* BEGIN Records shown *

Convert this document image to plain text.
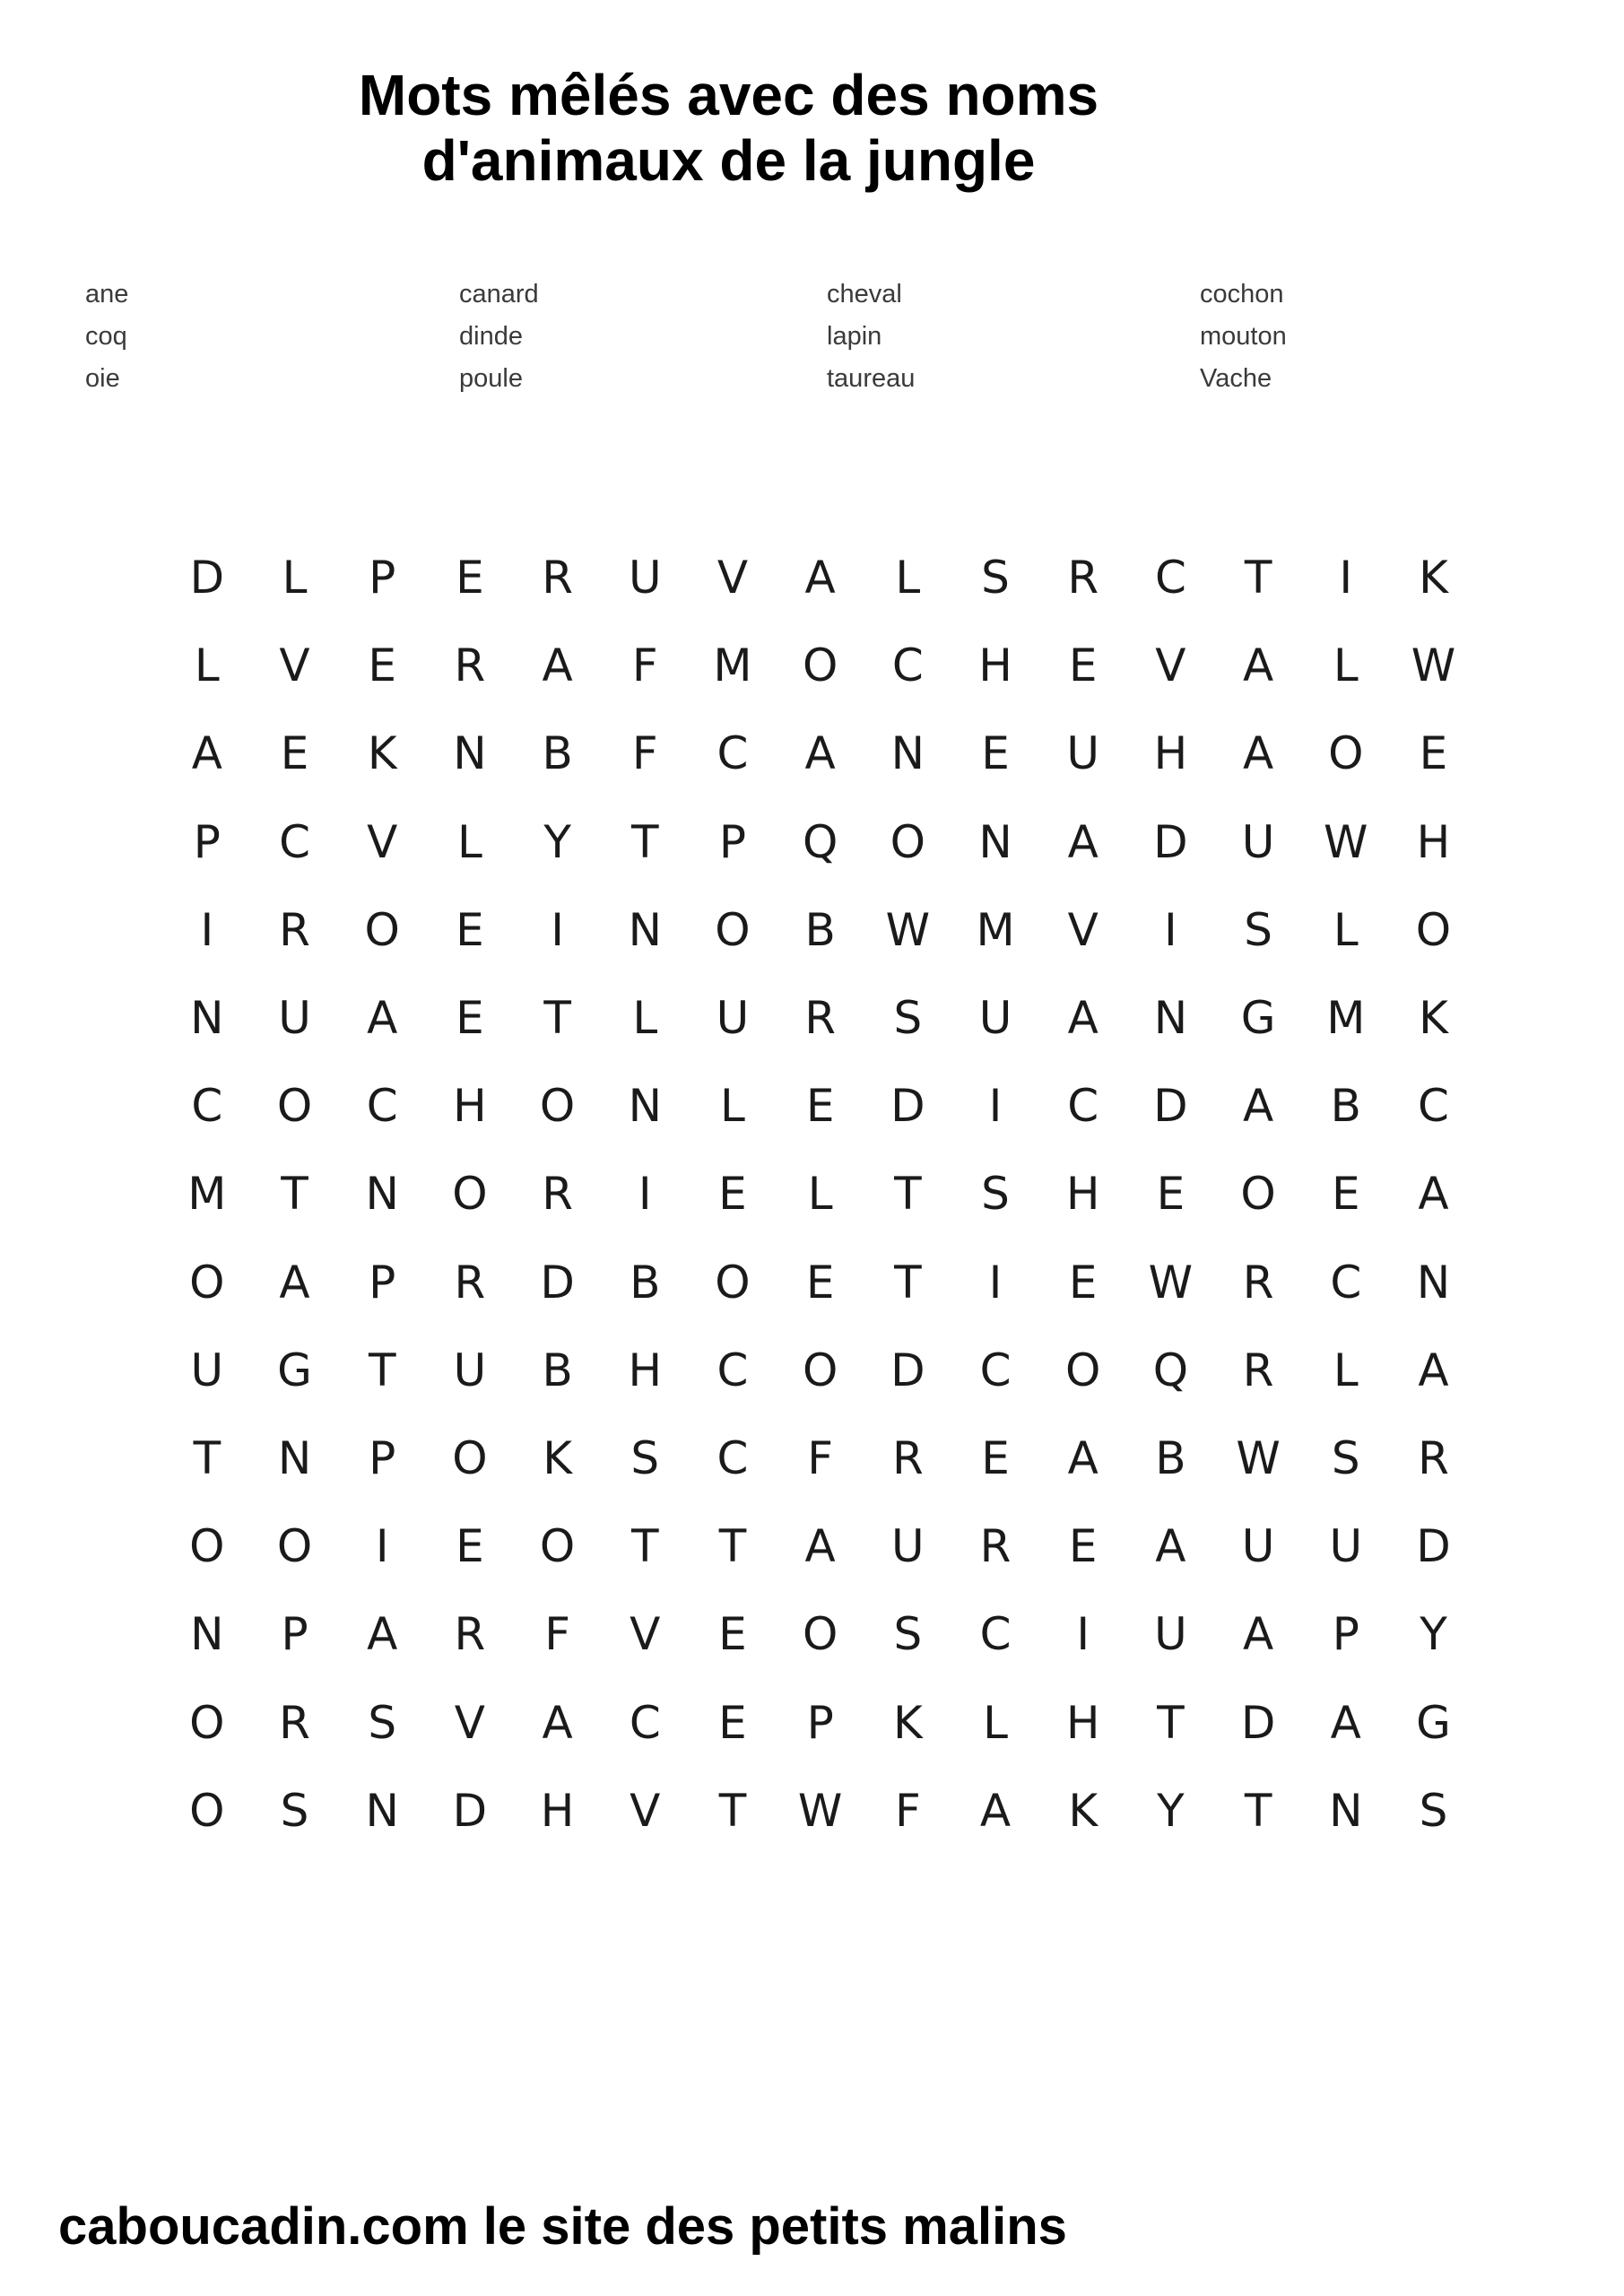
Mots mêlés avec des noms
d'animaux de la jungle
ane	canard	cheval	cochon
coq	dinde	lapin	mouton
oie	poule	taureau	Vache
D	L	P	E	R	U	V	A	L	S	R	C	T	I	K
L	V	E	R	A	F	M	O	C	H	E	V	A	L	W
A	E	K	N	B	F	C	A	N	E	U	H	A	O	E
P	C	V	L	Y	T	P	Q	O	N	A	D	U	W	H
I	R	O	E	I	N	O	B	W	M	V	I	S	L	O
N	U	A	E	T	L	U	R	S	U	A	N	G	M	K
C	O	C	H	O	N	L	E	D	I	C	D	A	B	C
M	T	N	O	R	I	E	L	T	S	H	E	O	E	A
O	A	P	R	D	B	O	E	T	I	E	W	R	C	N
U	G	T	U	B	H	C	O	D	C	O	Q	R	L	A
T	N	P	O	K	S	C	F	R	E	A	B	W	S	R
O	O	I	E	O	T	T	A	U	R	E	A	U	U	D
N	P	A	R	F	V	E	O	S	C	I	U	A	P	Y
O	R	S	V	A	C	E	P	K	L	H	T	D	A	G
O	S	N	D	H	V	T	W	F	A	K	Y	T	N	S
caboucadin.com le site des petits malins
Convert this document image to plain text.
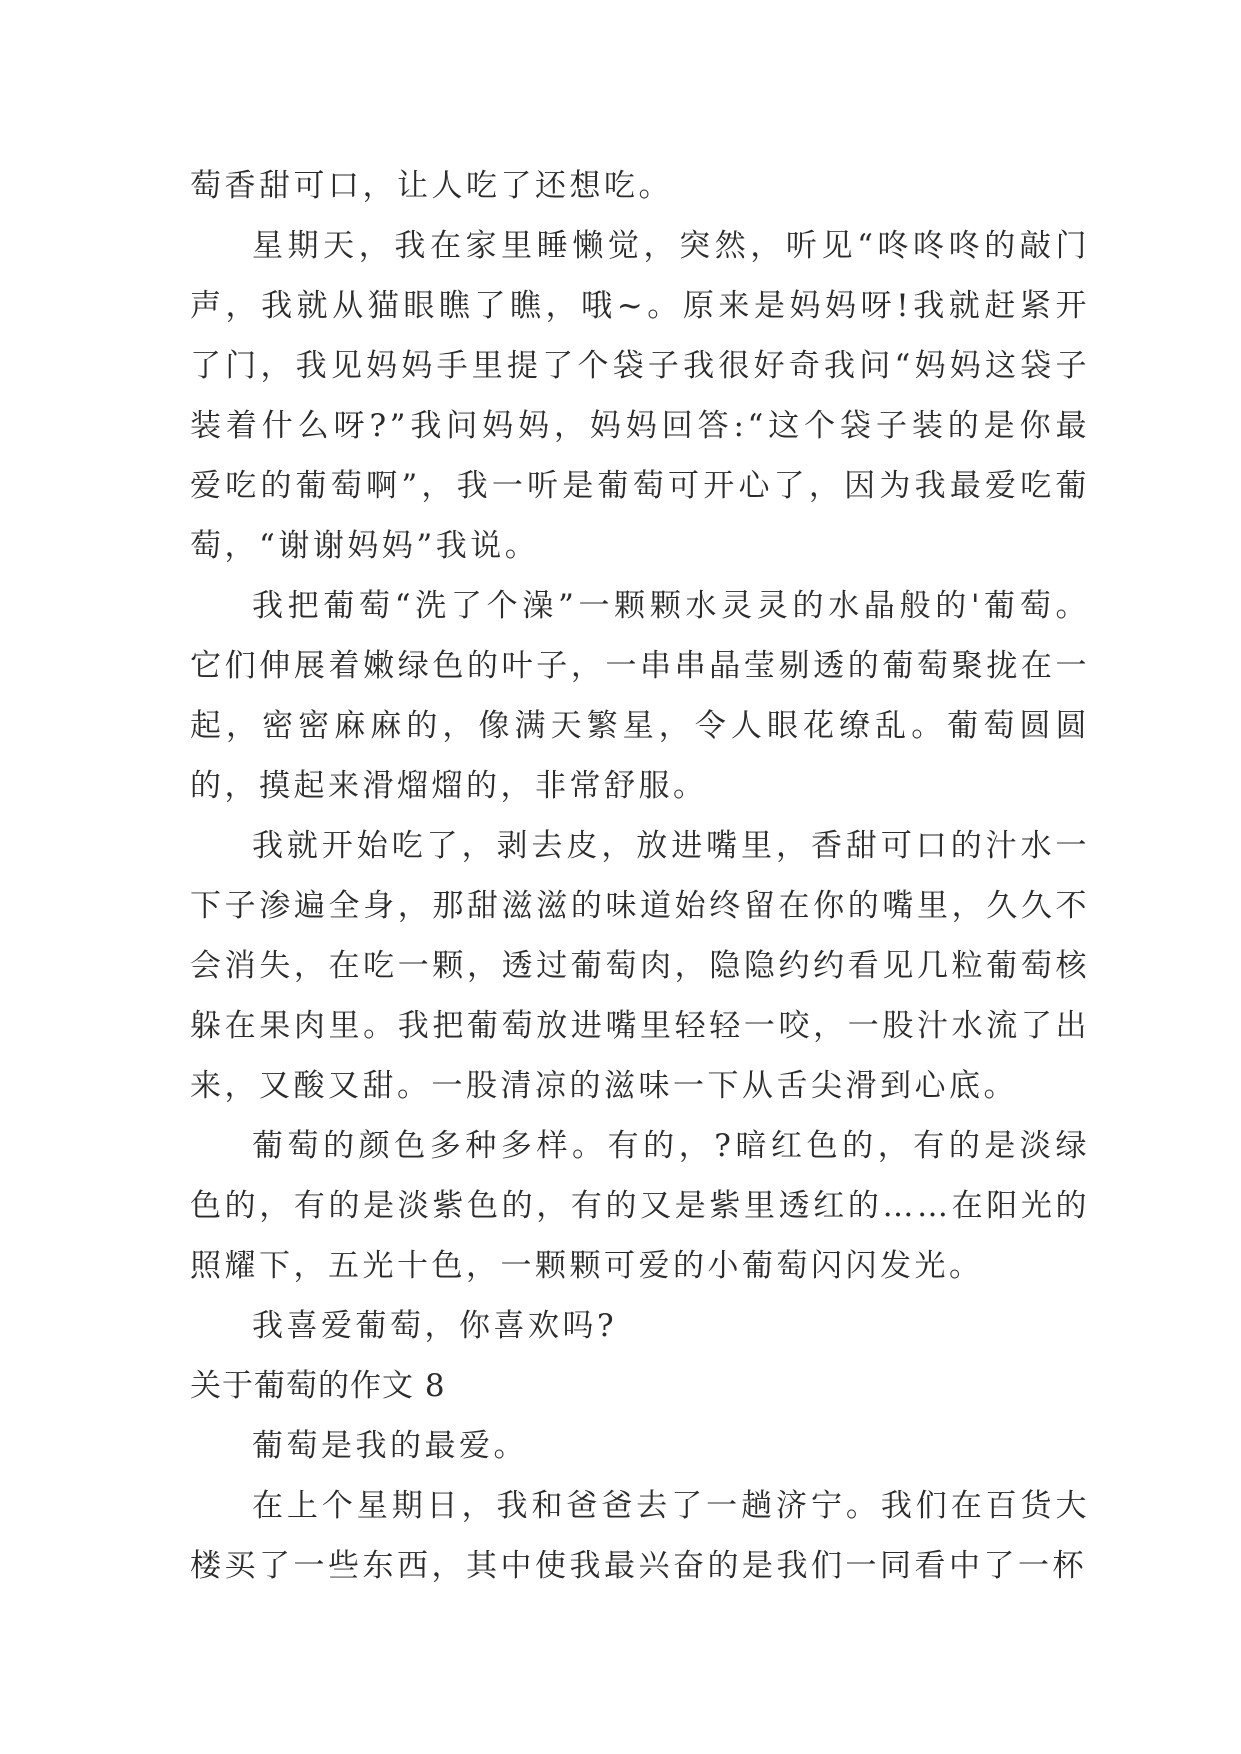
萄香甜可口，让人吃了还想吃。

星期天，我在家里睡懒觉，突然，听见“咚咚咚的敲门声，我就从猫眼瞧了瞧，哦~。原来是妈妈呀!我就赶紧开了门，我见妈妈手里提了个袋子我很好奇我问“妈妈这袋子装着什么呀?”我问妈妈，妈妈回答:“这个袋子装的是你最爱吃的葡萄啊”，我一听是葡萄可开心了，因为我最爱吃葡萄，“谢谢妈妈”我说。

我把葡萄“洗了个澡”一颗颗水灵灵的水晶般的'葡萄。它们伸展着嫩绿色的叶子，一串串晶莹剔透的葡萄聚拢在一起，密密麻麻的，像满天繁星，令人眼花缭乱。葡萄圆圆的，摸起来滑熘熘的，非常舒服。

我就开始吃了，剥去皮，放进嘴里，香甜可口的汁水一下子渗遍全身，那甜滋滋的味道始终留在你的嘴里，久久不会消失，在吃一颗，透过葡萄肉，隐隐约约看见几粒葡萄核躲在果肉里。我把葡萄放进嘴里轻轻一咬，一股汁水流了出来，又酸又甜。一股清凉的滋味一下从舌尖滑到心底。

葡萄的颜色多种多样。有的，?暗红色的，有的是淡绿色的，有的是淡紫色的，有的又是紫里透红的……在阳光的照耀下，五光十色，一颗颗可爱的小葡萄闪闪发光。

我喜爱葡萄，你喜欢吗?

关于葡萄的作文 8

葡萄是我的最爱。

在上个星期日，我和爸爸去了一趟济宁。我们在百货大楼买了一些东西，其中使我最兴奋的是我们一同看中了一杯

* END Records shown *

- _Work required_: Leave the pictures out and write out every entry exactly as given.

- _Task solution_:
Convert this document image to plain text.
Mots mêlés avec des noms
d'animaux de la jungle
ane	canard	cheval	cochon
coq	dinde	lapin	mouton
oie	poule	taureau	Vache
D	L	P	E	R	U	V	A	L	S	R	C	T	I	K
L	V	E	R	A	F	M	O	C	H	E	V	A	L	W
A	E	K	N	B	F	C	A	N	E	U	H	A	O	E
P	C	V	L	Y	T	P	Q	O	N	A	D	U	W	H
I	R	O	E	I	N	O	B	W	M	V	I	S	L	O
N	U	A	E	T	L	U	R	S	U	A	N	G	M	K
C	O	C	H	O	N	L	E	D	I	C	D	A	B	C
M	T	N	O	R	I	E	L	T	S	H	E	O	E	A
O	A	P	R	D	B	O	E	T	I	E	W	R	C	N
U	G	T	U	B	H	C	O	D	C	O	Q	R	L	A
T	N	P	O	K	S	C	F	R	E	A	B	W	S	R
O	O	I	E	O	T	T	A	U	R	E	A	U	U	D
N	P	A	R	F	V	E	O	S	C	I	U	A	P	Y
O	R	S	V	A	C	E	P	K	L	H	T	D	A	G
O	S	N	D	H	V	T	W	F	A	K	Y	T	N	S
caboucadin.com le site des petits malins
Convert this document image to plain text.
萄香甜可口，让人吃了还想吃。

星期天，我在家里睡懒觉，突然，听见“咚咚咚的敲门声，我就从猫眼瞧了瞧，哦~。原来是妈妈呀!我就赶紧开了门，我见妈妈手里提了个袋子我很好奇我问“妈妈这袋子装着什么呀?”我问妈妈，妈妈回答:“这个袋子装的是你最爱吃的葡萄啊”，我一听是葡萄可开心了，因为我最爱吃葡萄，“谢谢妈妈”我说。

我把葡萄“洗了个澡”一颗颗水灵灵的水晶般的'葡萄。它们伸展着嫩绿色的叶子，一串串晶莹剔透的葡萄聚拢在一起，密密麻麻的，像满天繁星，令人眼花缭乱。葡萄圆圆的，摸起来滑熘熘的，非常舒服。

我就开始吃了，剥去皮，放进嘴里，香甜可口的汁水一下子渗遍全身，那甜滋滋的味道始终留在你的嘴里，久久不会消失，在吃一颗，透过葡萄肉，隐隐约约看见几粒葡萄核躲在果肉里。我把葡萄放进嘴里轻轻一咬，一股汁水流了出来，又酸又甜。一股清凉的滋味一下从舌尖滑到心底。

葡萄的颜色多种多样。有的，?暗红色的，有的是淡绿色的，有的是淡紫色的，有的又是紫里透红的……在阳光的照耀下，五光十色，一颗颗可爱的小葡萄闪闪发光。

我喜爱葡萄，你喜欢吗?

关于葡萄的作文 8

葡萄是我的最爱。

在上个星期日，我和爸爸去了一趟济宁。我们在百货大楼买了一些东西，其中使我最兴奋的是我们一同看中了一杯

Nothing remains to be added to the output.